■ Set exercise:
Show only lines that include "vagin".

■ Extracted records:
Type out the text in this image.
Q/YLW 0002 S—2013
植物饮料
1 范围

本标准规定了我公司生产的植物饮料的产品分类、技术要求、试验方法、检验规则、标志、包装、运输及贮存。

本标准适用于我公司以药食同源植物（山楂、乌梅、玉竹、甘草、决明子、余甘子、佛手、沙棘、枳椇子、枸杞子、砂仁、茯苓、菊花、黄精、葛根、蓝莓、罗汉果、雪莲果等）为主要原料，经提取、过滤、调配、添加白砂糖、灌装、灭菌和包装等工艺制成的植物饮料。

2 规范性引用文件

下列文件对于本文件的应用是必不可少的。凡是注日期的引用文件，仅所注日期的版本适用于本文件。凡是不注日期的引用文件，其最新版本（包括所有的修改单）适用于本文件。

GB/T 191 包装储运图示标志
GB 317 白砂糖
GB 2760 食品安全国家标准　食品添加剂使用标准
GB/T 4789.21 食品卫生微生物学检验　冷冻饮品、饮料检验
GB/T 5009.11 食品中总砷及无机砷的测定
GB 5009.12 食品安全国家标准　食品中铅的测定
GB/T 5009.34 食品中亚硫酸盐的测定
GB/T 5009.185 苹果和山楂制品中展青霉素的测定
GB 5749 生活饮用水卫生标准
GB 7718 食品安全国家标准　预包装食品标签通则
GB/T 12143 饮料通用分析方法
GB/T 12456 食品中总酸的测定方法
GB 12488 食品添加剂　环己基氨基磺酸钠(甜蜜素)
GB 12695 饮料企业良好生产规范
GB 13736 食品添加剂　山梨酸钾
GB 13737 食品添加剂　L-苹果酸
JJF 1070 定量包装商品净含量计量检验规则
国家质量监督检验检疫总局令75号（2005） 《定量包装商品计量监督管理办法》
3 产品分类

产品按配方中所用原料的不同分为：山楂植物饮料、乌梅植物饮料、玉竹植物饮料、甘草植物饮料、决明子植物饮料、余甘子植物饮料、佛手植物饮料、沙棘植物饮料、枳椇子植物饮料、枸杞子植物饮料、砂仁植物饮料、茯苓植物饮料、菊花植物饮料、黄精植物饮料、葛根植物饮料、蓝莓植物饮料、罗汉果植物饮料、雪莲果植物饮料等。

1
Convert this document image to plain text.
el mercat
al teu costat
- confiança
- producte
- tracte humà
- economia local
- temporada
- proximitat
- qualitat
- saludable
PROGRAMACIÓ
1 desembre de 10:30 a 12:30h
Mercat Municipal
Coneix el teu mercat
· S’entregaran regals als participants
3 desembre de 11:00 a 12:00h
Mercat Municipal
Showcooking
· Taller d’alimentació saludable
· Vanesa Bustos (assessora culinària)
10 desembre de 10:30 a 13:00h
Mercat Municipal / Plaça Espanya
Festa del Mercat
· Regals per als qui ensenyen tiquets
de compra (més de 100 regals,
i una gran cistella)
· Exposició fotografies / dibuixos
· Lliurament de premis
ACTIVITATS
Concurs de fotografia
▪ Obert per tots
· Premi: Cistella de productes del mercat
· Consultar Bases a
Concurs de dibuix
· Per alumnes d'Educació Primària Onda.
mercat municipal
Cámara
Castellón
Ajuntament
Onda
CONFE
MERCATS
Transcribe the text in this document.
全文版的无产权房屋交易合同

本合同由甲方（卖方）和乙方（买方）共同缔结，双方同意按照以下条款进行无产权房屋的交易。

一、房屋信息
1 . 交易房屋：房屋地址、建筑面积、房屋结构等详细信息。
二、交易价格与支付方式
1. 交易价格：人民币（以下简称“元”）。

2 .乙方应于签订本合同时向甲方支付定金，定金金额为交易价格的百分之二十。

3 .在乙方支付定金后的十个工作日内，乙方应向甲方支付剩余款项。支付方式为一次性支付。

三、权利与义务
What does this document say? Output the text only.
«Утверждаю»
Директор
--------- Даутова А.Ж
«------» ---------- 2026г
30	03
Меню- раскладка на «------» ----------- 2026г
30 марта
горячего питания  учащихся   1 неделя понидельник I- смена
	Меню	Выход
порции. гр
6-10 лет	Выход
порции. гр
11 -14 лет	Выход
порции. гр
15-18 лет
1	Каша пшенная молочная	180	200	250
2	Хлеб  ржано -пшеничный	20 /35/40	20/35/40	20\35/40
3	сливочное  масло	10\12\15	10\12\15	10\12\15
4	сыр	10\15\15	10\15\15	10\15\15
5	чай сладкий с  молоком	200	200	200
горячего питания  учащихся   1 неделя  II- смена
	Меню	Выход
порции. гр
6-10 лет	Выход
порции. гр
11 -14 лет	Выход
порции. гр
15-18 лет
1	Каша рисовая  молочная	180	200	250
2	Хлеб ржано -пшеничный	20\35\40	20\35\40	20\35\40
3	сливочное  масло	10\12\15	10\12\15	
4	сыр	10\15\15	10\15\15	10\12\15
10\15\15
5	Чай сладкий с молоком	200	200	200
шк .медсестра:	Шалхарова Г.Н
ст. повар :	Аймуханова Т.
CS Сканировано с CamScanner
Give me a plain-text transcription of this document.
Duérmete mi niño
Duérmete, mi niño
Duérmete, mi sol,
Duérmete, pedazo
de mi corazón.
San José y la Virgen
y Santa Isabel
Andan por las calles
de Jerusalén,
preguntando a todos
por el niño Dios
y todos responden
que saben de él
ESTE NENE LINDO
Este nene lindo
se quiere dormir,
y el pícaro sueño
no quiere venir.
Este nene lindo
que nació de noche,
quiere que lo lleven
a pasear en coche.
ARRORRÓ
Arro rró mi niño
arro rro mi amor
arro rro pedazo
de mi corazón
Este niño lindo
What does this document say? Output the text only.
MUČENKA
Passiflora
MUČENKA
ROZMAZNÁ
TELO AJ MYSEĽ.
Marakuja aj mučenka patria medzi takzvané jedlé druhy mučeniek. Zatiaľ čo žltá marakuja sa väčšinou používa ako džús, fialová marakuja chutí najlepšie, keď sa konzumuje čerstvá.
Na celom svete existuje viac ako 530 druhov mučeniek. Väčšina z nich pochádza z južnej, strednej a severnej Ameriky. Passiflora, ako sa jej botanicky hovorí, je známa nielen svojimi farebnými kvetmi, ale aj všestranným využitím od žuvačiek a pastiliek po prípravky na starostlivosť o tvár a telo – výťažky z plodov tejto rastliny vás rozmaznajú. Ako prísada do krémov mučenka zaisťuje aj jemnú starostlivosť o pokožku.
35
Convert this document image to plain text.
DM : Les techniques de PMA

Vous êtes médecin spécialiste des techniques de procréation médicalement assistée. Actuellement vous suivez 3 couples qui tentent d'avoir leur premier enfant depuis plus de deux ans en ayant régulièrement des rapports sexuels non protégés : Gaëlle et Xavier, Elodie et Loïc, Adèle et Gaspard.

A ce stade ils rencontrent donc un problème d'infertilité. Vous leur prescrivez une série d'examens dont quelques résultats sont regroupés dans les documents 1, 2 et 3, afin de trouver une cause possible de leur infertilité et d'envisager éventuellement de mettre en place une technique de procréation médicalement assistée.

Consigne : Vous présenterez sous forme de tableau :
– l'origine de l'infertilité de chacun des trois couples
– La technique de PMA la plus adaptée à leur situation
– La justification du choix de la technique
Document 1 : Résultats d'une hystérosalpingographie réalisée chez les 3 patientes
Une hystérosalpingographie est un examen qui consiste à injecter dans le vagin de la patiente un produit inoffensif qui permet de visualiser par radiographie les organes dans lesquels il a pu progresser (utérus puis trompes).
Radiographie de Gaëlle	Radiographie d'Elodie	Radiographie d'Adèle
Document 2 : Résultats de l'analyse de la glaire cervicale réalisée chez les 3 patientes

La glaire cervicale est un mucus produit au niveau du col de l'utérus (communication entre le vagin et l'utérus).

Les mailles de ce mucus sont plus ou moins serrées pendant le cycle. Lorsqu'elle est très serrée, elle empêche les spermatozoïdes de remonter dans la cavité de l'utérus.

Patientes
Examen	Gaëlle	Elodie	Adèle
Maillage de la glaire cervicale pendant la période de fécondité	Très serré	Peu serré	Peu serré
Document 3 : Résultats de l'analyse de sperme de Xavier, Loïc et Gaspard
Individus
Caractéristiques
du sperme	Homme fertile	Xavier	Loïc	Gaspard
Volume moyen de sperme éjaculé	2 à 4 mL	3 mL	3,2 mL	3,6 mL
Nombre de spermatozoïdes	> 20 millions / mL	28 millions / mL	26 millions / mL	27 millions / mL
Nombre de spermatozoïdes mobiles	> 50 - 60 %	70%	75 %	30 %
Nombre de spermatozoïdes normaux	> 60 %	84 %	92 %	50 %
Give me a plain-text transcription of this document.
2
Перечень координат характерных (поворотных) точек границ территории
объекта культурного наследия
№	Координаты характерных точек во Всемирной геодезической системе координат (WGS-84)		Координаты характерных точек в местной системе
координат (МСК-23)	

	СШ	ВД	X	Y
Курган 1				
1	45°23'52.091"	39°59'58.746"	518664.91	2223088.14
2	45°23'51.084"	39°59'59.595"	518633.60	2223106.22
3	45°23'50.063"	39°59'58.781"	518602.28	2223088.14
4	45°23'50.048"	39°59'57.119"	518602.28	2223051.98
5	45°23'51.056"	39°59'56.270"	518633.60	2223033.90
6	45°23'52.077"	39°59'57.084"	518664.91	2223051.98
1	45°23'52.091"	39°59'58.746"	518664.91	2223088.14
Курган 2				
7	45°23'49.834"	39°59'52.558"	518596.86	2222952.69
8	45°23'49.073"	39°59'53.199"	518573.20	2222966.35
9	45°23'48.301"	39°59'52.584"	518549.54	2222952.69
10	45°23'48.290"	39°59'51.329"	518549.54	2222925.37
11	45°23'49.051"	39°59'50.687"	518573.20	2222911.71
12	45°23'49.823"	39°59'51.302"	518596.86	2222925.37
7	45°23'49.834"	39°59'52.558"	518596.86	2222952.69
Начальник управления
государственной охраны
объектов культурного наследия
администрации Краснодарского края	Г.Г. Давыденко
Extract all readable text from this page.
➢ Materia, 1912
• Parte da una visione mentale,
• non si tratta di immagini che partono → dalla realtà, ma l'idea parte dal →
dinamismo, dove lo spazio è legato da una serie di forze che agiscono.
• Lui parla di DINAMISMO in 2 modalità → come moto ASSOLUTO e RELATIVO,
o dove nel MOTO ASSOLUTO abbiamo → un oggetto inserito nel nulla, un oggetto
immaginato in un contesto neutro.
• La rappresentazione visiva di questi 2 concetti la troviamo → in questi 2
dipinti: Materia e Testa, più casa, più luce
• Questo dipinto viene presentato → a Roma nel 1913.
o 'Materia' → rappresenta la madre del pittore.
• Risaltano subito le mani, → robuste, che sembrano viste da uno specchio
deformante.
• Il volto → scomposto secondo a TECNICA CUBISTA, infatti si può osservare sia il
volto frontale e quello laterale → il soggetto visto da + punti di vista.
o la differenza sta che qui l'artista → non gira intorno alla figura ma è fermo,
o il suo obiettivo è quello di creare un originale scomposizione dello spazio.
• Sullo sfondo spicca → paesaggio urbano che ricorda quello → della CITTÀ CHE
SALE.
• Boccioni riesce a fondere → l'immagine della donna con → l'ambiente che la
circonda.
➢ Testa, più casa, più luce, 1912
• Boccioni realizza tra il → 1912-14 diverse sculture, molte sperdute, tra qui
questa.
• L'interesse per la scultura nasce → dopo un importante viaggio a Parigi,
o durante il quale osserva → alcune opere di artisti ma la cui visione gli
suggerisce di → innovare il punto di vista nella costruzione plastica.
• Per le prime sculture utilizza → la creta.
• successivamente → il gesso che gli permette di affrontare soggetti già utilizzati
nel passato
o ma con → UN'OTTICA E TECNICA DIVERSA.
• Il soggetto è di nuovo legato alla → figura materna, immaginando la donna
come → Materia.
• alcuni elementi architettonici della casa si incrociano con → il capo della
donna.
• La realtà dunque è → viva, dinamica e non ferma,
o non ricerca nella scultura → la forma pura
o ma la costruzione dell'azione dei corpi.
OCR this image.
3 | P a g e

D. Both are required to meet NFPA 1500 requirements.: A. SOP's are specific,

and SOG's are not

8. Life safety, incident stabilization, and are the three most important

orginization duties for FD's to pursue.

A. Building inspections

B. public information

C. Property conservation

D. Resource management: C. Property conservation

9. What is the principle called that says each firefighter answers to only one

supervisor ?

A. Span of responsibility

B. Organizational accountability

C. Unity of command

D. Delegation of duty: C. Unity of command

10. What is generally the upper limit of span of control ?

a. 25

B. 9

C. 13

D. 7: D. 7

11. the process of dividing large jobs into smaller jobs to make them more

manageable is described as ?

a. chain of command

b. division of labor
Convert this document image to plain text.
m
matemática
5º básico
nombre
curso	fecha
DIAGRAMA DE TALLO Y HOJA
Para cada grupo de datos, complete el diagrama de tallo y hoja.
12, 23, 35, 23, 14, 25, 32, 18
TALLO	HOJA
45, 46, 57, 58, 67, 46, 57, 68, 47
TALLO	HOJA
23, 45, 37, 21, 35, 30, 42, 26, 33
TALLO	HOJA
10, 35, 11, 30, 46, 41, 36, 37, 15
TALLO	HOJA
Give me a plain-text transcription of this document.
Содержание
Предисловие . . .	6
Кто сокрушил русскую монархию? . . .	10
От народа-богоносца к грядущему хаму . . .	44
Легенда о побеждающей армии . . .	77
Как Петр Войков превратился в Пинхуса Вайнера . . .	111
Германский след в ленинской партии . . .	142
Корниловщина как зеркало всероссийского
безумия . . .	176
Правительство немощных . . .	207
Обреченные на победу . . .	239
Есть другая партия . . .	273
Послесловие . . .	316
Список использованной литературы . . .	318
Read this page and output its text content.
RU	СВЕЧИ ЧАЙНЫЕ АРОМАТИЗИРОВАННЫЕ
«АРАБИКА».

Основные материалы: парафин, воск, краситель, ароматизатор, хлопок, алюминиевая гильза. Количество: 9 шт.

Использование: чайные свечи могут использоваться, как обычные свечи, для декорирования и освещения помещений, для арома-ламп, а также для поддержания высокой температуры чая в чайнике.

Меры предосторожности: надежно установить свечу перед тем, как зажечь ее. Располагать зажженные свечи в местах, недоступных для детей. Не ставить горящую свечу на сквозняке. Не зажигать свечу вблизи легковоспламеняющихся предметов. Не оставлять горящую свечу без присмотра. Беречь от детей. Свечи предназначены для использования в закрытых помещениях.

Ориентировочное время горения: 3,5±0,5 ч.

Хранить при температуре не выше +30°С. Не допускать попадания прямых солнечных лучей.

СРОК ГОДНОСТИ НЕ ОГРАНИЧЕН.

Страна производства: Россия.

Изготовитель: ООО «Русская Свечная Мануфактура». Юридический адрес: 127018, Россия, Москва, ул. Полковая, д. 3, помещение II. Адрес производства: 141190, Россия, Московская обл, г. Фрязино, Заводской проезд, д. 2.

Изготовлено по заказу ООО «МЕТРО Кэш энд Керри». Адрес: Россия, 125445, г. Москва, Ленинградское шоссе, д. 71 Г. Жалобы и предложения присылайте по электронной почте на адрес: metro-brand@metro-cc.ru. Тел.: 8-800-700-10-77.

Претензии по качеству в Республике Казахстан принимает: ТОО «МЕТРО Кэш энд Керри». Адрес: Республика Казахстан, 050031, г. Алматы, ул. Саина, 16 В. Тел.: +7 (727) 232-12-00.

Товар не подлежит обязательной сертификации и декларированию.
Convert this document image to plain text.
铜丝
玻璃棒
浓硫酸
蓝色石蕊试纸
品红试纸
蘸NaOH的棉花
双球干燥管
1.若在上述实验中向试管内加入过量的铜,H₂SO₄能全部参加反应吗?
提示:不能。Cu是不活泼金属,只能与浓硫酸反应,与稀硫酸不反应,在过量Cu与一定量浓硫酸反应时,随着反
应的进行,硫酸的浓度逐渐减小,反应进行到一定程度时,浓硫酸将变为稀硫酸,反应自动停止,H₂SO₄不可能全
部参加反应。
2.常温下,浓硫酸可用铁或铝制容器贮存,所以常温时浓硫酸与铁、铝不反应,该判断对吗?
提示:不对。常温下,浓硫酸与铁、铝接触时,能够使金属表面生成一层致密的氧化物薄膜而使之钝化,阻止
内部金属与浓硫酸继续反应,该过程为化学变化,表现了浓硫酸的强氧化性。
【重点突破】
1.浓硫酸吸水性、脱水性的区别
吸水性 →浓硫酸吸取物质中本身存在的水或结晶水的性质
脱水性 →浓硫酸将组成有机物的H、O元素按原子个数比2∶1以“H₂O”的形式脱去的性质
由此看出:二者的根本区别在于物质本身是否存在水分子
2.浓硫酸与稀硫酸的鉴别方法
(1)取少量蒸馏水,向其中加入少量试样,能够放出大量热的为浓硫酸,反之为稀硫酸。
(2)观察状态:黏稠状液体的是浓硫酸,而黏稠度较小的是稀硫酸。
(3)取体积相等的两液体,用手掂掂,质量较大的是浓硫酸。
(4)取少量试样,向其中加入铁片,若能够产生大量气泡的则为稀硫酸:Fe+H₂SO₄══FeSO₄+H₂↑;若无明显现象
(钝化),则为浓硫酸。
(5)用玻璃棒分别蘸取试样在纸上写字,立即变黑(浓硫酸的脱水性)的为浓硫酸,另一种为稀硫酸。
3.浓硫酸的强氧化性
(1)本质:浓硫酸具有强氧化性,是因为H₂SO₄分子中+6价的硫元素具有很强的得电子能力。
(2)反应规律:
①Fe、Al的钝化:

■ Result for this task:
Une hystérosalpingographie est un examen qui consiste à injecter dans le vagin de la patiente un produit inoffensif qui permet de visualiser par radiographie les organes dans lesquels il a pu progresser (utérus puis trompes).
La glaire cervicale est un mucus produit au niveau du col de l'utérus (communication entre le vagin et l'utérus).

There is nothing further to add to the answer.